» **EXERCISE DESCRIPTION**: In the following material, identify every line holding the string "xlabel" and return it.

» **Rows from a figure dataset**:
○ ○ ○ ○ ○ ○ ○

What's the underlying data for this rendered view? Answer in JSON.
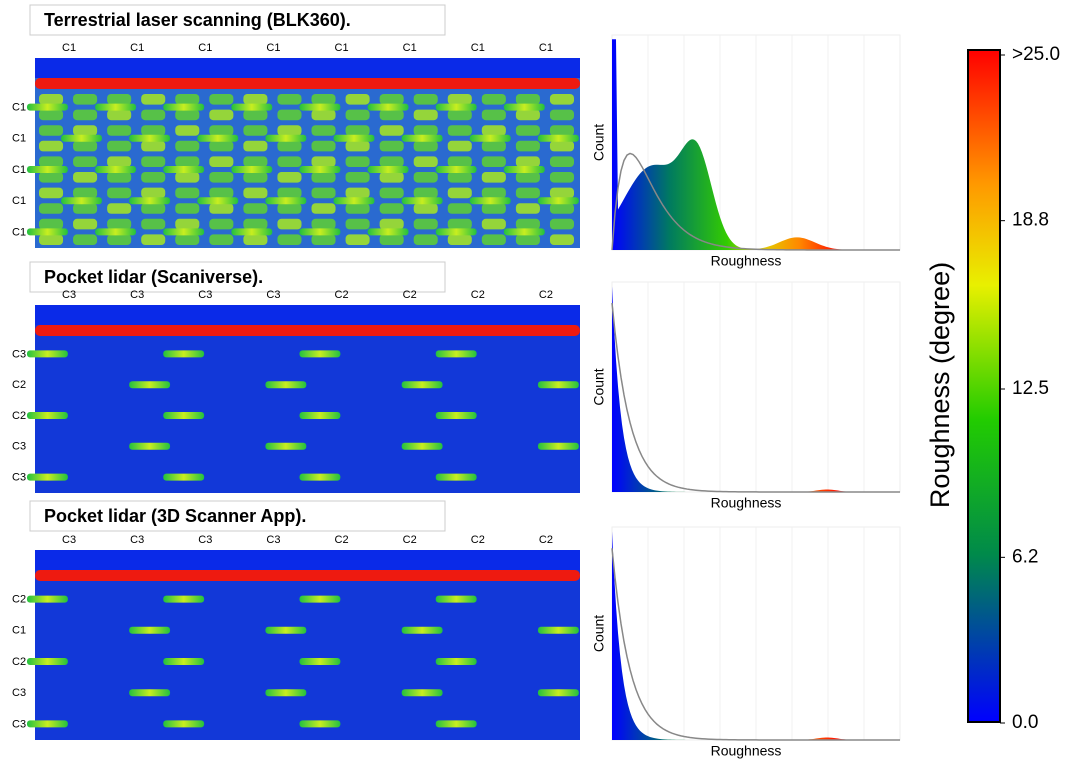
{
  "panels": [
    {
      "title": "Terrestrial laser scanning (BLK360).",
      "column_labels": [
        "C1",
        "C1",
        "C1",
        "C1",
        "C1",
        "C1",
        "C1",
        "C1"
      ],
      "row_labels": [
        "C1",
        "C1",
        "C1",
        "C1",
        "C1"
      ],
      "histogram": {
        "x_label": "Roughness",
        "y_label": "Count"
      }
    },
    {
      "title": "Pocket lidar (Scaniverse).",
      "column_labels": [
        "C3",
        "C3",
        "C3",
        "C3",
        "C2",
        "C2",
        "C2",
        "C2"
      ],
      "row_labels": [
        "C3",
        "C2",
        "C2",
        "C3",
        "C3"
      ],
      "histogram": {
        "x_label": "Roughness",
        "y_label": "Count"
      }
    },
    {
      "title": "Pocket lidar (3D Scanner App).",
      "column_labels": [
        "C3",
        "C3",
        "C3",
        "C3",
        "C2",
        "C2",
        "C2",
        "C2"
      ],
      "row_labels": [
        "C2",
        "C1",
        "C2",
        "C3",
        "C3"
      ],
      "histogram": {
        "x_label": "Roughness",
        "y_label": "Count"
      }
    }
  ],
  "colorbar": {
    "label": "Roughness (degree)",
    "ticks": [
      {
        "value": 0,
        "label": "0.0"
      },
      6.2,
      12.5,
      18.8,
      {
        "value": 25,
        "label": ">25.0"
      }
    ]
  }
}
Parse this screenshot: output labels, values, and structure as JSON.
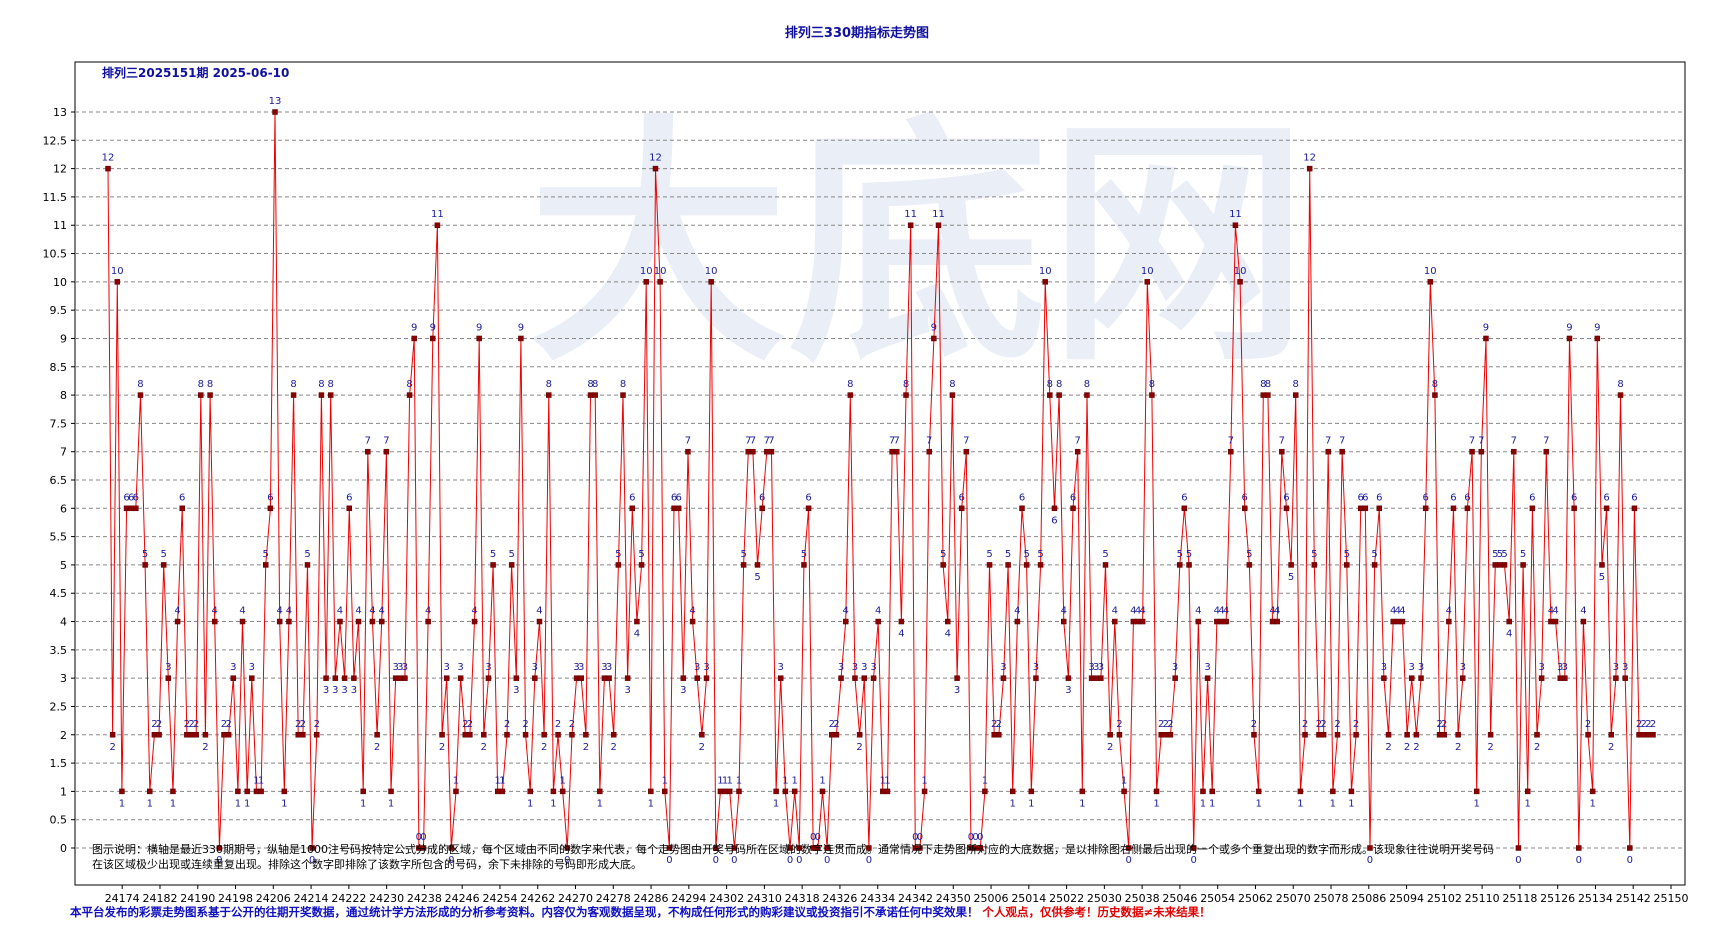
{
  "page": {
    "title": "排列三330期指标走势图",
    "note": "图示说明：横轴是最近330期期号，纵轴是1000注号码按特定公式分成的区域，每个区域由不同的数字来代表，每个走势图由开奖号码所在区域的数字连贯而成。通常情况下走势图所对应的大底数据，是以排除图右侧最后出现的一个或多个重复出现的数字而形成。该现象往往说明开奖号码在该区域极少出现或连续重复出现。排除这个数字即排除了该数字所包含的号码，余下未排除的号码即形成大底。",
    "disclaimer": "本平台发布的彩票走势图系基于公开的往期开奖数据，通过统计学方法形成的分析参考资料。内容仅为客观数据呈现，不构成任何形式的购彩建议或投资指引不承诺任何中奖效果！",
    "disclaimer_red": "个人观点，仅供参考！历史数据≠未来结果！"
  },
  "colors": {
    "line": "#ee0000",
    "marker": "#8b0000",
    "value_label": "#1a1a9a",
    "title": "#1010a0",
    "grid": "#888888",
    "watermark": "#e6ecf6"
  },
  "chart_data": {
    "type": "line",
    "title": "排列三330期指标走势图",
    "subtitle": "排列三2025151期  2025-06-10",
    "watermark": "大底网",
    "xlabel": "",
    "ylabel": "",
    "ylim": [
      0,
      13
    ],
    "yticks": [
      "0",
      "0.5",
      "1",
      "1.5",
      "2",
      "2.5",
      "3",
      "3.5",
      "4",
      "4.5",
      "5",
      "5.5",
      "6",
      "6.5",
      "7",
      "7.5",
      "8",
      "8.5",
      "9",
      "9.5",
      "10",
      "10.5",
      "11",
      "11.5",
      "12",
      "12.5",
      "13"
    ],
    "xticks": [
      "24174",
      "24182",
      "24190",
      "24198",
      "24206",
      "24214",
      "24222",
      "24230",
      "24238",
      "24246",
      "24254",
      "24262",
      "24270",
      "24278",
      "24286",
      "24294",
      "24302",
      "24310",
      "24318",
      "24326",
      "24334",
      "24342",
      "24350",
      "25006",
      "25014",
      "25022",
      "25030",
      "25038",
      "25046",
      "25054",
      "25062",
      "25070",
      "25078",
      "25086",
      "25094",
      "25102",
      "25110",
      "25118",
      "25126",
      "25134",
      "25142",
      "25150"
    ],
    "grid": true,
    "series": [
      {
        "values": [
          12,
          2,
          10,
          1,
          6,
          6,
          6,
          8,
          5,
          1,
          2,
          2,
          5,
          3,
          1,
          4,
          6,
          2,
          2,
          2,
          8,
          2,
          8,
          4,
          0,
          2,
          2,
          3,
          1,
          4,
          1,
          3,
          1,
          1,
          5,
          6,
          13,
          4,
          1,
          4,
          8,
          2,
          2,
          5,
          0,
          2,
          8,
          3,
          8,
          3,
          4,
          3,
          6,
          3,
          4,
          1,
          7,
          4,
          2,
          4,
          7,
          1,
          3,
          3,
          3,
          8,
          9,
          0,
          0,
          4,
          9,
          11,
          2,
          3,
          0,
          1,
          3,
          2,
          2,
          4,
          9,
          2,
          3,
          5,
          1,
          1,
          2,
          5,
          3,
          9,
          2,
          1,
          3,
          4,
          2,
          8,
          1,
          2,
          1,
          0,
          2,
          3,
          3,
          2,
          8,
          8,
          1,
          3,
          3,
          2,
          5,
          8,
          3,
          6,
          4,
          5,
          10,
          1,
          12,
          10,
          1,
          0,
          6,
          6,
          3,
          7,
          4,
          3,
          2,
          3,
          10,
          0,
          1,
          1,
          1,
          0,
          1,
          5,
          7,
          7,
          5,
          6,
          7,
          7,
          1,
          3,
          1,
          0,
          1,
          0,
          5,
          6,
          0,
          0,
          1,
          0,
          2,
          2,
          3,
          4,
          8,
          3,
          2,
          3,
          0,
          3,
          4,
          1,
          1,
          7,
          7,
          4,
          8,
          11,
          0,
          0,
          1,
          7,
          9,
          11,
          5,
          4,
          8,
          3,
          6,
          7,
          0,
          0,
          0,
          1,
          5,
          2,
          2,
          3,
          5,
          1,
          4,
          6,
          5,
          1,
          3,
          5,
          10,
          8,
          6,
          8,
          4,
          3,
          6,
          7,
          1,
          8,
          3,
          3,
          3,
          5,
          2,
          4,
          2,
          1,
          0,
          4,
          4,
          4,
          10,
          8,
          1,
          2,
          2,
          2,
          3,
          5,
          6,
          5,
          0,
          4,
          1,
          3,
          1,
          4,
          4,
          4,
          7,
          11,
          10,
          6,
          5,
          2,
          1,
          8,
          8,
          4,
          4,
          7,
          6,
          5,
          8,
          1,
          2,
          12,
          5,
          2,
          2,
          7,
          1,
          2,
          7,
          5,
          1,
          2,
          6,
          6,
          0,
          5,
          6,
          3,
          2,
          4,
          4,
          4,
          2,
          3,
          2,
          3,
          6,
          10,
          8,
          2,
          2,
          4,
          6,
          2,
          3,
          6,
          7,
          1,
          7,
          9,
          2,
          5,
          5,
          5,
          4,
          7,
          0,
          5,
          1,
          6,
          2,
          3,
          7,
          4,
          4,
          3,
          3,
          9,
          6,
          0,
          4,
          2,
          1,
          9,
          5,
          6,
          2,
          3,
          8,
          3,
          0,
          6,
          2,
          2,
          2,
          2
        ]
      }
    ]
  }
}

○ ○ ○ ○ ○ ○ ○

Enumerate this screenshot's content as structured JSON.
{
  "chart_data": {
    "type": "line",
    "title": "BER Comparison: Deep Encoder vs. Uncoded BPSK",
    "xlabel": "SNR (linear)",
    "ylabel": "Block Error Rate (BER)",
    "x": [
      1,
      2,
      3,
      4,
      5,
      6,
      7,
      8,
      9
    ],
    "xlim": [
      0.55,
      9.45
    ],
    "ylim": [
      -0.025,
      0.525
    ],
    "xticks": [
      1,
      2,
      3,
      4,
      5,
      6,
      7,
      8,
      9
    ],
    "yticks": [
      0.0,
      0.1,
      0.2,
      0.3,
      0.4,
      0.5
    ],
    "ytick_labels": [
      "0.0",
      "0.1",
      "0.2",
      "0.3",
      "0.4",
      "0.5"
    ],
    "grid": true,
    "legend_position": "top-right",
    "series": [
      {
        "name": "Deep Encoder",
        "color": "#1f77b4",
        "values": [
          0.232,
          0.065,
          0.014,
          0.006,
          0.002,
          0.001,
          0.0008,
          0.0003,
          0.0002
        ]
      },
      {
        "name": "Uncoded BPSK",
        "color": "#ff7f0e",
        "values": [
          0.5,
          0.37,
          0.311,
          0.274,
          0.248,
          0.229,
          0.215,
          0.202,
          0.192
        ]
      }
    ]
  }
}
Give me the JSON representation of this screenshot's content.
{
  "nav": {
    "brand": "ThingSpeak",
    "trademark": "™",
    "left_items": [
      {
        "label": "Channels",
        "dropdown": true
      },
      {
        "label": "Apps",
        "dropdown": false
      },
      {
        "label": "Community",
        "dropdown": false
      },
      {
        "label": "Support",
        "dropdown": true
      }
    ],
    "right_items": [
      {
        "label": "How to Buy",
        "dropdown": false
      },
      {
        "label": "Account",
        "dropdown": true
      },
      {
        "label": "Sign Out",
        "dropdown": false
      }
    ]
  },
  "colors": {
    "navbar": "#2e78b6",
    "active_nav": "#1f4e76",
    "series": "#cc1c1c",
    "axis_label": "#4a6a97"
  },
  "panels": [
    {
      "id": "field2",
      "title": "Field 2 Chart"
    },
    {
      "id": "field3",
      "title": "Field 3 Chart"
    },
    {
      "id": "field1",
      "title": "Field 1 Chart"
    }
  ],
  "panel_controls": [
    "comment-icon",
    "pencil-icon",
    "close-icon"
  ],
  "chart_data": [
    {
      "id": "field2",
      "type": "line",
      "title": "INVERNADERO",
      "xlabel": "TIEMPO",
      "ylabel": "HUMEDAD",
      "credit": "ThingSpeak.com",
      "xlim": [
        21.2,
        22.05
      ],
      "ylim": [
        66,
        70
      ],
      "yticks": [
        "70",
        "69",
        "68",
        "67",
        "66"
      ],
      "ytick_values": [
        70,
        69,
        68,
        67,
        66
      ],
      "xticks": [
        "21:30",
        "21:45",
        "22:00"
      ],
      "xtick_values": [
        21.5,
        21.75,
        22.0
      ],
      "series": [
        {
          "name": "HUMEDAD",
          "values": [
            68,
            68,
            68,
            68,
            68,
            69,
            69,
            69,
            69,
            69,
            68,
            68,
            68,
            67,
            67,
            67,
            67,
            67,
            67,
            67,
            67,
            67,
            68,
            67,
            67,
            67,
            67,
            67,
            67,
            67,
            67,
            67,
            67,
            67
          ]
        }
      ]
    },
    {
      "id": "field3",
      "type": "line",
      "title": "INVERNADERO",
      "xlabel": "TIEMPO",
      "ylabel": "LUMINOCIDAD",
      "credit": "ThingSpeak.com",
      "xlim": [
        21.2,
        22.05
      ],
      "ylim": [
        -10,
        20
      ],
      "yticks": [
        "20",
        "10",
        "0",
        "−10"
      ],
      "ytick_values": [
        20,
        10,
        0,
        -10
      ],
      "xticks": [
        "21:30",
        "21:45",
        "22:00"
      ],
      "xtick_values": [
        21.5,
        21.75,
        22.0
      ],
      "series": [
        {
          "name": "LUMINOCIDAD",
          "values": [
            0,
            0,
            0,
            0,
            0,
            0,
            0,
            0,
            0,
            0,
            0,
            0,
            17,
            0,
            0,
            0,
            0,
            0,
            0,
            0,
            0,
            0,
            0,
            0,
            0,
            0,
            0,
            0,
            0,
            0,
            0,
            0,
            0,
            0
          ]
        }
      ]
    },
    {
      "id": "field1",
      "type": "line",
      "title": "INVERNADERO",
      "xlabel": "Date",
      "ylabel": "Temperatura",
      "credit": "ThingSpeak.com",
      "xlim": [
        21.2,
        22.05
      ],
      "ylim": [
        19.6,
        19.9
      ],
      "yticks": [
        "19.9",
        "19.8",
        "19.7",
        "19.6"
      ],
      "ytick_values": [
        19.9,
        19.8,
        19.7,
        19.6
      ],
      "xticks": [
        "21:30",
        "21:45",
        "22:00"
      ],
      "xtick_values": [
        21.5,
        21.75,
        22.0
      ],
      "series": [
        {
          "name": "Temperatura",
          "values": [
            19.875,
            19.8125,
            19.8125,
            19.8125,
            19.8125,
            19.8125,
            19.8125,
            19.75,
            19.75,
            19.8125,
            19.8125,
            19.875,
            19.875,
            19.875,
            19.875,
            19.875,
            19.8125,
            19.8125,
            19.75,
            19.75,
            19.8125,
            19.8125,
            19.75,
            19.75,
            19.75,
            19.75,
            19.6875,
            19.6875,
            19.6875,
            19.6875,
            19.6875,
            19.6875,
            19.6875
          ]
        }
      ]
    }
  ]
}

○ ○ ○ ○ ○ ○ ○

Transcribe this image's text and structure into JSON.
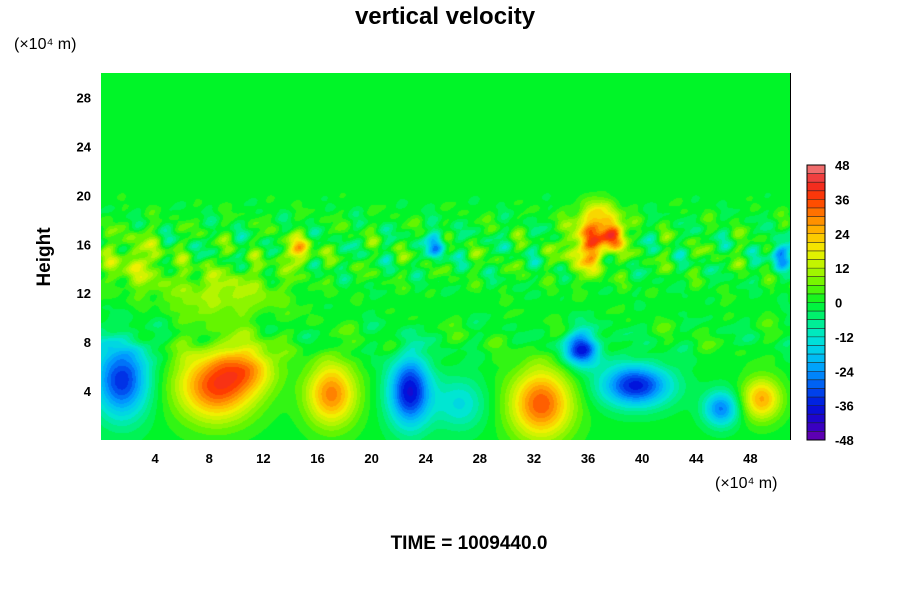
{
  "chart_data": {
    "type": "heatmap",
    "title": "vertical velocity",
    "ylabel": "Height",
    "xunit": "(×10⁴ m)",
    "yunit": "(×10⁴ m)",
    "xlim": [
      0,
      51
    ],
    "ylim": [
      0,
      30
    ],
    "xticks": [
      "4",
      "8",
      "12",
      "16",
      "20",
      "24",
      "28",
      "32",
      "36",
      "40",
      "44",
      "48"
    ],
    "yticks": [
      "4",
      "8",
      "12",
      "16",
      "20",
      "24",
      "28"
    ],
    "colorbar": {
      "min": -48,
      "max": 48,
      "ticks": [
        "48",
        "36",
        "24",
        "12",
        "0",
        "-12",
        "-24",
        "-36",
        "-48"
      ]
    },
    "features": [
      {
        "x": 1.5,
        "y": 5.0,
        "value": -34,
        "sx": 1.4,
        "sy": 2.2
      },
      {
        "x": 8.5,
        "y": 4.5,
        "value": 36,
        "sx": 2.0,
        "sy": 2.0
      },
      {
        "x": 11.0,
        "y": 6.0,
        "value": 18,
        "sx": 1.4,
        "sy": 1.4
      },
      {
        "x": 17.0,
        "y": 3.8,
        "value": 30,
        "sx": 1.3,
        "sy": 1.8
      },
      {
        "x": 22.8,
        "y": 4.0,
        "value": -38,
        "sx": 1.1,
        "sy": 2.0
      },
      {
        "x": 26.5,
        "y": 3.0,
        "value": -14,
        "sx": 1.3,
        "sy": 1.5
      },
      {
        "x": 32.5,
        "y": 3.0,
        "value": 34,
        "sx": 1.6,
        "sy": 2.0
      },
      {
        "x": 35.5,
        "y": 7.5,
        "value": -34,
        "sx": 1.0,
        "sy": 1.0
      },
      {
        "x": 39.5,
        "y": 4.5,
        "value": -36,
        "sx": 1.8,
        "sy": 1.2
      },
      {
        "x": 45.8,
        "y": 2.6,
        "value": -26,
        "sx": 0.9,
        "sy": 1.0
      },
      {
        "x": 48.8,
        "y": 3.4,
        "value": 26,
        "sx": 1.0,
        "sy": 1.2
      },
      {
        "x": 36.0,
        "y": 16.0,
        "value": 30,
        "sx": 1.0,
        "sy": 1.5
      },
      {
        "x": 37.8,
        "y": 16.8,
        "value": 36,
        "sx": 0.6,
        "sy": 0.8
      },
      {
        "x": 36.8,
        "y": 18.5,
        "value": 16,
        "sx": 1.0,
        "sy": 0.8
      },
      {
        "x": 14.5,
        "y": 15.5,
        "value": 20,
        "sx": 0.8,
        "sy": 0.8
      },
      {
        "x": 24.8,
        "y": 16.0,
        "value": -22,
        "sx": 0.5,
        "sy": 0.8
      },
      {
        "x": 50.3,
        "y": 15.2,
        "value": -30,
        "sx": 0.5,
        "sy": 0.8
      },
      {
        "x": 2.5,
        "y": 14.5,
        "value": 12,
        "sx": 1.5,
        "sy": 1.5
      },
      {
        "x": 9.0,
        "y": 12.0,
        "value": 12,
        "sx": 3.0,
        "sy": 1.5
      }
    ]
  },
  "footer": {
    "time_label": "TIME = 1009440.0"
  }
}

○ ○ ○ ○ ○ ○ ○

» **FULL SOLUTION**:
    "xlabel": "",
    "xlabel": "SNR (linear)",
      "xlabel": "TIEMPO",
      "xlabel": "TIEMPO",
      "xlabel": "Date",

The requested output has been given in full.